(Records shown):
'''

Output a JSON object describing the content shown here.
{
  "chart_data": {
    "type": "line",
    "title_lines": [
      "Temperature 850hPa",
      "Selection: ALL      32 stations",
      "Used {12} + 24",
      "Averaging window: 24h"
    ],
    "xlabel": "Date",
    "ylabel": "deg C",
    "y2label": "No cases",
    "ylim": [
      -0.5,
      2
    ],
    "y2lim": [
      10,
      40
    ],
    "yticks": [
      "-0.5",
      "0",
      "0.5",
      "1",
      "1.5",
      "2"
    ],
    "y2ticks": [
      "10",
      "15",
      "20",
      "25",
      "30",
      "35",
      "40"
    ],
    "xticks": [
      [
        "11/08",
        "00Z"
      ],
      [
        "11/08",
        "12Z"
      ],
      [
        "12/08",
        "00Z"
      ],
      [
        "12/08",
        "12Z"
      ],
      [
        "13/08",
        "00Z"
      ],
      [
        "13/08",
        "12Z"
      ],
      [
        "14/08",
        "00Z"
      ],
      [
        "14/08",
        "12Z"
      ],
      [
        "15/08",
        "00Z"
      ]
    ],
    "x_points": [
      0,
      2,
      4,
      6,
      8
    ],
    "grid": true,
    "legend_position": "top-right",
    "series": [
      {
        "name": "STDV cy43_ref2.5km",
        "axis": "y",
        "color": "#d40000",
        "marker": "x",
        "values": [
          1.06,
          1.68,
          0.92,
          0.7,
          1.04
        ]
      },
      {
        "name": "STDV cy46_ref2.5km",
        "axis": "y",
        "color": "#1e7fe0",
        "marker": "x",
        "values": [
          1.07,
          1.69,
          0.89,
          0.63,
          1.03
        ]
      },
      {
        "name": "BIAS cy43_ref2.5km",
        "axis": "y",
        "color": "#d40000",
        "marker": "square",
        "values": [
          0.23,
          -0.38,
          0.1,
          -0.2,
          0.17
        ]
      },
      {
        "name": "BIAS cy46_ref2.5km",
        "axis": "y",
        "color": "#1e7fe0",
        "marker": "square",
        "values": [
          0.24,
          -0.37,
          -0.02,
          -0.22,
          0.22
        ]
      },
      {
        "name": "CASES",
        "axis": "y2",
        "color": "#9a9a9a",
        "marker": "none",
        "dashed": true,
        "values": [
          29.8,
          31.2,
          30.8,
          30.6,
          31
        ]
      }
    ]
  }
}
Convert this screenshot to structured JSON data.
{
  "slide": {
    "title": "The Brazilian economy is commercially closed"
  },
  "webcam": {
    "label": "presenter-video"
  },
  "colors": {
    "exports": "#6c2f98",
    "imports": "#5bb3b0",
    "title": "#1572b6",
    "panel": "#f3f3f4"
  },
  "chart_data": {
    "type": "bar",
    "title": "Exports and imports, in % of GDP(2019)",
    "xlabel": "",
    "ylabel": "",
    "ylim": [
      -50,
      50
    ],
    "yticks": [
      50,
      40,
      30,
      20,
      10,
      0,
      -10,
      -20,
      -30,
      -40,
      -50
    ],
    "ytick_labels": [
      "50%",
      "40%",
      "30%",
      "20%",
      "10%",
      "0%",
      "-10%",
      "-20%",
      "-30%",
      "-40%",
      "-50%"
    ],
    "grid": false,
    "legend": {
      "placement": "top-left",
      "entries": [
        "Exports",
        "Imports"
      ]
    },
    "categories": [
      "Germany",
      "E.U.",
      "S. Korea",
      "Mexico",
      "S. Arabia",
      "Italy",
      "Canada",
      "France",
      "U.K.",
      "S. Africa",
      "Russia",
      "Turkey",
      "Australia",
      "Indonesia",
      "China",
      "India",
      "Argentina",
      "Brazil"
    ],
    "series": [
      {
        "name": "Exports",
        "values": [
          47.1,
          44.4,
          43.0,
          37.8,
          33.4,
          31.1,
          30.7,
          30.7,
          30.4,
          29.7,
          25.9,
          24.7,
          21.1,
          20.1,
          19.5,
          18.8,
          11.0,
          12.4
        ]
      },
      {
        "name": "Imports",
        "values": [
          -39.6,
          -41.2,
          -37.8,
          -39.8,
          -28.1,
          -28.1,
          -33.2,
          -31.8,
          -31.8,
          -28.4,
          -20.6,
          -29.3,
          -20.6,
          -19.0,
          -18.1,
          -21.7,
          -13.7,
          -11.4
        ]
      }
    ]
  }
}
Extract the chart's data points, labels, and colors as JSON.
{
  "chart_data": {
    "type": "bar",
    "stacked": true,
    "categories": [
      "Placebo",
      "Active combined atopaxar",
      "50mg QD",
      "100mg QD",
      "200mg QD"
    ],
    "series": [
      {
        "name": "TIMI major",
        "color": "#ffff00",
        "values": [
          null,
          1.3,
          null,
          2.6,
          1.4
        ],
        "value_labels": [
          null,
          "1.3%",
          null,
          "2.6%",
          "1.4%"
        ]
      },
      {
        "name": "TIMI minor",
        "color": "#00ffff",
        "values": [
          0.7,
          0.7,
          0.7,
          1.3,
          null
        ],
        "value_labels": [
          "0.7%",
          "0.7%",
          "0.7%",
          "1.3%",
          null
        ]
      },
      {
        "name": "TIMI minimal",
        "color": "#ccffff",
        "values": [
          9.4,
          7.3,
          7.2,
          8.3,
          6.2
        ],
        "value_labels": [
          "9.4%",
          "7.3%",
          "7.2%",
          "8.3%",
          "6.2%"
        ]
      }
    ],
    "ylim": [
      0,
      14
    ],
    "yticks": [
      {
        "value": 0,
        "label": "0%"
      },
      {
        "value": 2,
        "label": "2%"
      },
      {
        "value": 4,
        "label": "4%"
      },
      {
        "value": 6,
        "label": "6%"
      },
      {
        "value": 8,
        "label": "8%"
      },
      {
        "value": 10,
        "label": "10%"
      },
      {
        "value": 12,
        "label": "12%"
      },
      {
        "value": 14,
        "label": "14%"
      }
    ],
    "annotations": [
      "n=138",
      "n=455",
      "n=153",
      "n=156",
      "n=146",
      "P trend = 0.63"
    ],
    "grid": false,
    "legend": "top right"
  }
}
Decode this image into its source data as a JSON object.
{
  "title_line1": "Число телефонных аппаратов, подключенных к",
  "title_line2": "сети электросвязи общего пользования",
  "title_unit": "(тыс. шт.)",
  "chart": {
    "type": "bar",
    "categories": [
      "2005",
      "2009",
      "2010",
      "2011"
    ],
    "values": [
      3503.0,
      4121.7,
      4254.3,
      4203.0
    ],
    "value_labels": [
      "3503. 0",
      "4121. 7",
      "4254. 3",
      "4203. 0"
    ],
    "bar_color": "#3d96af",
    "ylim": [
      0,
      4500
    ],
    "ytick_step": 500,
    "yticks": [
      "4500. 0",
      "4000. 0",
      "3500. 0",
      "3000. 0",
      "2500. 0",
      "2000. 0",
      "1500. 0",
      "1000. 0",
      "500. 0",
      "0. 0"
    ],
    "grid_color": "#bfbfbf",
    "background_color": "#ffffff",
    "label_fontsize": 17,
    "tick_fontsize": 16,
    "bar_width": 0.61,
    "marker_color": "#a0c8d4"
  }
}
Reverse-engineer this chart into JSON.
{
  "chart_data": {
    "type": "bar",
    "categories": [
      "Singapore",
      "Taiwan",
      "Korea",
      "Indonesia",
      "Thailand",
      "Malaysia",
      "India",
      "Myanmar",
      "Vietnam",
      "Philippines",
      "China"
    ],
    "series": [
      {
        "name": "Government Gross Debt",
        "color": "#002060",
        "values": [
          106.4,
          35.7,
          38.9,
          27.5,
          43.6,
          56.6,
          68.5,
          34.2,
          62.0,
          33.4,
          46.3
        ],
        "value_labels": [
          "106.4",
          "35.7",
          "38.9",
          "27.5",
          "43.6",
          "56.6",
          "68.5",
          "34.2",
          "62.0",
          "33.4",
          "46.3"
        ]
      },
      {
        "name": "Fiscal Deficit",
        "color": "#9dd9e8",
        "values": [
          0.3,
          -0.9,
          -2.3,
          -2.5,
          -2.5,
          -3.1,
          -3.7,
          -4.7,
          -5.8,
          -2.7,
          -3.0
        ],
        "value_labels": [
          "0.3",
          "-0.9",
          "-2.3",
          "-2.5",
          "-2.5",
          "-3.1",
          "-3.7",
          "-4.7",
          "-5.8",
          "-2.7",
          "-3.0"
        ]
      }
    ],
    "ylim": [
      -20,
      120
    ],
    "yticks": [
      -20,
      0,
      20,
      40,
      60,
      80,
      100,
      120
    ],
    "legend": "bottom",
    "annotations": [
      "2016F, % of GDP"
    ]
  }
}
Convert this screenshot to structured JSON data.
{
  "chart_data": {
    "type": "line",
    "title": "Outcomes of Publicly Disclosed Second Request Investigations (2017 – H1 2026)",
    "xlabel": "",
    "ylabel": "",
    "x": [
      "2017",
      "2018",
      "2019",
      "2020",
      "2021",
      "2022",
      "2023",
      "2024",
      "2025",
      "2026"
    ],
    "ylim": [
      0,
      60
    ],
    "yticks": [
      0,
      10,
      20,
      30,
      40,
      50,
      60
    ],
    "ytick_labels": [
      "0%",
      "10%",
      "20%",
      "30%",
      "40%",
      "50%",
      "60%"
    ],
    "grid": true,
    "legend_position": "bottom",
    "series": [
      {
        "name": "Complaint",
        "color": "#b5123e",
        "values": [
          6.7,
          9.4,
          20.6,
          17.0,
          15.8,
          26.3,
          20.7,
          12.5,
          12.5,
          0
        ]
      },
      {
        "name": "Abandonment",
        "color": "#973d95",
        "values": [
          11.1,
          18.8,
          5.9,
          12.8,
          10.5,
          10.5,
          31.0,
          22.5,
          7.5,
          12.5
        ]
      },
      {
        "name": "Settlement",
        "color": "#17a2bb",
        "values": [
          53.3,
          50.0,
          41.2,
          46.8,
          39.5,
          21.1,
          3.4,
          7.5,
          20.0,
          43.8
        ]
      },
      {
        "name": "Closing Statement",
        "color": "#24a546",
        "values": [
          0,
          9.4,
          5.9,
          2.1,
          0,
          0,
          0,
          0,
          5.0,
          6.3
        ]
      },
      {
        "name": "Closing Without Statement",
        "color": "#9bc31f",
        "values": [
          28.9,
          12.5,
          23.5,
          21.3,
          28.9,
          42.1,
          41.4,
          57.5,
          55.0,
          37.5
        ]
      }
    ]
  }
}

'''

(Problem to solve):
Looking at the listing above, how many of its lines contain the string "colors"? Give the number alone.

(Exercise result):
2